Stored records
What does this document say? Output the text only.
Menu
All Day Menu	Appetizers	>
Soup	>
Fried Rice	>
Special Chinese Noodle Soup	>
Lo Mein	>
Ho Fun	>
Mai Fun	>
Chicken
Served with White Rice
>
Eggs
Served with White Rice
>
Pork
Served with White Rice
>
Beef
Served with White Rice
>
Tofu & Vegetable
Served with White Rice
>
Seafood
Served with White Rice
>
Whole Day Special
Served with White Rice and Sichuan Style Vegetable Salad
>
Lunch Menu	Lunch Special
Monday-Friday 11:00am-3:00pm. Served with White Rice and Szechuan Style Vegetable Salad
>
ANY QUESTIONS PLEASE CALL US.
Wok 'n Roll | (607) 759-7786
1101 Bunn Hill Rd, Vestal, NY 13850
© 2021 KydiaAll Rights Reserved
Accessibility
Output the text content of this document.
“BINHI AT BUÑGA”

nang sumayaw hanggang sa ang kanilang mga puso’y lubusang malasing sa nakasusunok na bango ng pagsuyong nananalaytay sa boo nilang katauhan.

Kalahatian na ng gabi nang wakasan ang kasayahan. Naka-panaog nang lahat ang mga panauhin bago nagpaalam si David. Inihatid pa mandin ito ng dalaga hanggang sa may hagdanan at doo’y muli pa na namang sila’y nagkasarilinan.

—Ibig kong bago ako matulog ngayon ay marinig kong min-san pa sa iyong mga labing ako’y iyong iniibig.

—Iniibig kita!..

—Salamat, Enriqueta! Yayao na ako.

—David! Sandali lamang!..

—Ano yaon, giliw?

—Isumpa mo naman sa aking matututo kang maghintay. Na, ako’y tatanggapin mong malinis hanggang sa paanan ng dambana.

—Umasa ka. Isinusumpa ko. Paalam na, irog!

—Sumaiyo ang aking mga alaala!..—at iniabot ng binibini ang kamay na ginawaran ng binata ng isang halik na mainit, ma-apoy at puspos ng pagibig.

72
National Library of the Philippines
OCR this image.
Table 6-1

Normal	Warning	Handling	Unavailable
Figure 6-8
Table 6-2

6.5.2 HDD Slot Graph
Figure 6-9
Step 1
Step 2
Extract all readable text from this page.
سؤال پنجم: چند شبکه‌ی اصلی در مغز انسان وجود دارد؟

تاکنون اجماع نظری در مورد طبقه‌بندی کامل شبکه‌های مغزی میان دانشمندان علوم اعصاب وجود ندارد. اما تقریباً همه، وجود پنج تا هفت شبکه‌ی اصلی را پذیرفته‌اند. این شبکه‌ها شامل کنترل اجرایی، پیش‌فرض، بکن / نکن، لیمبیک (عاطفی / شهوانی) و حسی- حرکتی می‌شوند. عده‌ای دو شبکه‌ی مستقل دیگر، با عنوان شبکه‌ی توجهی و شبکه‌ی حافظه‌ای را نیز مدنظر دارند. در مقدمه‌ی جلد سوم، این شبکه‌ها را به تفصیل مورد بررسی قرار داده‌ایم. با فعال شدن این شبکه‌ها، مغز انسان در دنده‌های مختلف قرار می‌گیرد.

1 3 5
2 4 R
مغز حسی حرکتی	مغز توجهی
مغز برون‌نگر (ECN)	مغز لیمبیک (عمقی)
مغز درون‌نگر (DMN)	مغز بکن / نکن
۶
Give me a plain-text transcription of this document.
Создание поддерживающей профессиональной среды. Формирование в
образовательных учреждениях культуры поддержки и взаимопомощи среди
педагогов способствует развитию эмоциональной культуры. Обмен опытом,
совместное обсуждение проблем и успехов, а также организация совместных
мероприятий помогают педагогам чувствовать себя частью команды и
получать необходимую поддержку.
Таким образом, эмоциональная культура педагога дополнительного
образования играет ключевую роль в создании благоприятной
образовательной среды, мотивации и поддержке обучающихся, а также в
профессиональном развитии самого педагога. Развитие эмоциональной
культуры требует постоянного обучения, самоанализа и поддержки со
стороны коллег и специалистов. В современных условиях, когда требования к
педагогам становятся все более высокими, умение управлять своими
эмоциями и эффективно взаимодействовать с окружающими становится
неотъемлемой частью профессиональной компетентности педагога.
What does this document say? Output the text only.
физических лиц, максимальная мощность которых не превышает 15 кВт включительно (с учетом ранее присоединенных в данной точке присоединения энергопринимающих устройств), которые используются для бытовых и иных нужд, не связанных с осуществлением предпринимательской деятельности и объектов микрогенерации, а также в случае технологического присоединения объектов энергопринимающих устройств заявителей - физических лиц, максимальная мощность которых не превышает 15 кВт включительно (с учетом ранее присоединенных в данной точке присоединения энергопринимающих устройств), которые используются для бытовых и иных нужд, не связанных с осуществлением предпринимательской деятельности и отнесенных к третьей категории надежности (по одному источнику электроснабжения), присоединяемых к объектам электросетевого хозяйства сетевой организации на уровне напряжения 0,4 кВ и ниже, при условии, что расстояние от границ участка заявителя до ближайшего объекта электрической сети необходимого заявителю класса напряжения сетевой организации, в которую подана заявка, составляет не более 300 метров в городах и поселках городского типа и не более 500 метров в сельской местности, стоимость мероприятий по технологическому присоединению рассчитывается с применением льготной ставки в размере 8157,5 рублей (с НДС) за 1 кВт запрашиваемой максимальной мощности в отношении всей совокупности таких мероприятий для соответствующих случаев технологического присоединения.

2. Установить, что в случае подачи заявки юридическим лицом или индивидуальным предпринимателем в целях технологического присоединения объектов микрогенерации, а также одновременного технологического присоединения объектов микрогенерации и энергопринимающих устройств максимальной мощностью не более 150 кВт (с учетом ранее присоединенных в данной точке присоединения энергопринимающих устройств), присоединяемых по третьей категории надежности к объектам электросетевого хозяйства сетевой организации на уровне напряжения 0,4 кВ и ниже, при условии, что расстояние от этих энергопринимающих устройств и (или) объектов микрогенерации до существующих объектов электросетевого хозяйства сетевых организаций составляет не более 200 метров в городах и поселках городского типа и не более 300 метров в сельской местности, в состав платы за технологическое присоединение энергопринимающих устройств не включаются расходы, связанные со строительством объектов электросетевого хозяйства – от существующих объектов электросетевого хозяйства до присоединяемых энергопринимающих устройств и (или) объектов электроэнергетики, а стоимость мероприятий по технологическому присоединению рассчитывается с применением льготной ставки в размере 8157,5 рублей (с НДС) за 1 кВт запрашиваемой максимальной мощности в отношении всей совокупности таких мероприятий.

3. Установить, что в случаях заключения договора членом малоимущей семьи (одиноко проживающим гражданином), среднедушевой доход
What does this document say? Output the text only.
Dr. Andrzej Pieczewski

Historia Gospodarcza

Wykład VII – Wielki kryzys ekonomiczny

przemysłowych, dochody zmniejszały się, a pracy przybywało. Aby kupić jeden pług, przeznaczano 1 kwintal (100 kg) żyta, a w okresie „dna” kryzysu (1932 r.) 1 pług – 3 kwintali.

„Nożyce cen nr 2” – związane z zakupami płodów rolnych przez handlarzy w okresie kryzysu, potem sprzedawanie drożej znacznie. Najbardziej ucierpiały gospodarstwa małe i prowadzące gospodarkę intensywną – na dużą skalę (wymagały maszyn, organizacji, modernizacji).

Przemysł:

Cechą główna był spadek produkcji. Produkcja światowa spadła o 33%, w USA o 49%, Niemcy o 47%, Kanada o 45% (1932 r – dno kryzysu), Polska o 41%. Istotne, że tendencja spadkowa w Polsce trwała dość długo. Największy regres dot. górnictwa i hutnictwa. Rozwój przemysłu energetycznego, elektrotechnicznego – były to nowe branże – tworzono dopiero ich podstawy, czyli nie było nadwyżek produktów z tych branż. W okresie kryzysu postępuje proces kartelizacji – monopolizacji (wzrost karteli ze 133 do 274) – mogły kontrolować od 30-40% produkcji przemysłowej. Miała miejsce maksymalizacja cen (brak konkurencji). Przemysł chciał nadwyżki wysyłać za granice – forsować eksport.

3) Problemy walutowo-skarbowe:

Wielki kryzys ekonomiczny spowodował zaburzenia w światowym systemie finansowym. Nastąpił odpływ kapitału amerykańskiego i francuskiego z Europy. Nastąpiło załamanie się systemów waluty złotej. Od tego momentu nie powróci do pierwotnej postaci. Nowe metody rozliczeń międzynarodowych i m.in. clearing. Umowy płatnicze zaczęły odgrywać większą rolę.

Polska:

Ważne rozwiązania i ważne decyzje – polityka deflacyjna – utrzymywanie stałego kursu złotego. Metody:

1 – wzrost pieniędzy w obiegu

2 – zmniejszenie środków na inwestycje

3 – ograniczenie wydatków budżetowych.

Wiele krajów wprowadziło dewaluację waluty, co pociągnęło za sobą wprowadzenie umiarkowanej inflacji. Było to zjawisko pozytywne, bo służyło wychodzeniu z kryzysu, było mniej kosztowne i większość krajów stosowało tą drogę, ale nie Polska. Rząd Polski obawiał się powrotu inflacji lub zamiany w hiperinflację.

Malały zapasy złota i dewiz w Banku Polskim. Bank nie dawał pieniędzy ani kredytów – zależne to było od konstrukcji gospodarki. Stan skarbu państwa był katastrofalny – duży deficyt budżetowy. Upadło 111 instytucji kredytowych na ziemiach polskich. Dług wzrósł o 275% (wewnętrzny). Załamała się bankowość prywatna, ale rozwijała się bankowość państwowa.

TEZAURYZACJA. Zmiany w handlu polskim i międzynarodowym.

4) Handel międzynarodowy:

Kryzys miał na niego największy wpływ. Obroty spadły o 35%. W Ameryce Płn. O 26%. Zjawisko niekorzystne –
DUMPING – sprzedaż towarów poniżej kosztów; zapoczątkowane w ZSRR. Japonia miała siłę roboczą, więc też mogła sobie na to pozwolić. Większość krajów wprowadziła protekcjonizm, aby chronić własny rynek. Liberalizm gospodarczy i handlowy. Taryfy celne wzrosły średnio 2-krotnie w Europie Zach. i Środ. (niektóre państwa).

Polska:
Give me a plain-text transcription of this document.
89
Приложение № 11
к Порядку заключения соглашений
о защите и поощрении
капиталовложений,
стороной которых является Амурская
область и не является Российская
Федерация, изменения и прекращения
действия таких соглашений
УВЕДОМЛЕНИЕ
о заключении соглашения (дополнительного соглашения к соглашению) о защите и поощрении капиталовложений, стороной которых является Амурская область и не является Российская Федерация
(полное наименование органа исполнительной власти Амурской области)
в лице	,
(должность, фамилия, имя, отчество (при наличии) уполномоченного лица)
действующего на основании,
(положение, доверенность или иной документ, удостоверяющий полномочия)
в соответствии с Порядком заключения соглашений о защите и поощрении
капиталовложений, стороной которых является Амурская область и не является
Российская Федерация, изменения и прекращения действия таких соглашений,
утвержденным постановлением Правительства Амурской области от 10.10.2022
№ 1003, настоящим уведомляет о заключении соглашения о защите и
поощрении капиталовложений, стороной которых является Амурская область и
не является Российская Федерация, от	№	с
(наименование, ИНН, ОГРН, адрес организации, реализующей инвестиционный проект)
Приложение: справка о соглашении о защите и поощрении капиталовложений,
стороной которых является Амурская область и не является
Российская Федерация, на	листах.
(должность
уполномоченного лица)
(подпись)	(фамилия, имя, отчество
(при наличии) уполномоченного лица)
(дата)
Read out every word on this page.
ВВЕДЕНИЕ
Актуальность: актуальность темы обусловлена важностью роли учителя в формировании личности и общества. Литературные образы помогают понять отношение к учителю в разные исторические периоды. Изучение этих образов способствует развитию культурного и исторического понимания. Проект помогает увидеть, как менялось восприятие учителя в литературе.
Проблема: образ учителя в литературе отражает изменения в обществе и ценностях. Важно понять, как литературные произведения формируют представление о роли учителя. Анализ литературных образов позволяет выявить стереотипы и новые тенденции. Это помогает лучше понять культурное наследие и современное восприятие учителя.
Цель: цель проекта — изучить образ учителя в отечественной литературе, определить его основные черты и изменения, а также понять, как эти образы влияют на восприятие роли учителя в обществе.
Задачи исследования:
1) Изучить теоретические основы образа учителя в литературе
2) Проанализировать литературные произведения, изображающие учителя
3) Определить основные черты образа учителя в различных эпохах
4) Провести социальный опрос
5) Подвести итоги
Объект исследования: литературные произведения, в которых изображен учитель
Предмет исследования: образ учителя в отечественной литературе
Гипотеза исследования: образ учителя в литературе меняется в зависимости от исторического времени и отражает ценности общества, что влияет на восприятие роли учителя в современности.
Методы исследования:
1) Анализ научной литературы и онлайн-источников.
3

**REQUIRED WORK:** Go through the records above, find every line with the word "соглашений", and list those lines.

**WRITTEN RESPONSE:**
к Порядку заключения соглашений
действия таких соглашений
в соответствии с Порядком заключения соглашений о защите и поощрении
Российская Федерация, изменения и прекращения действия таких соглашений,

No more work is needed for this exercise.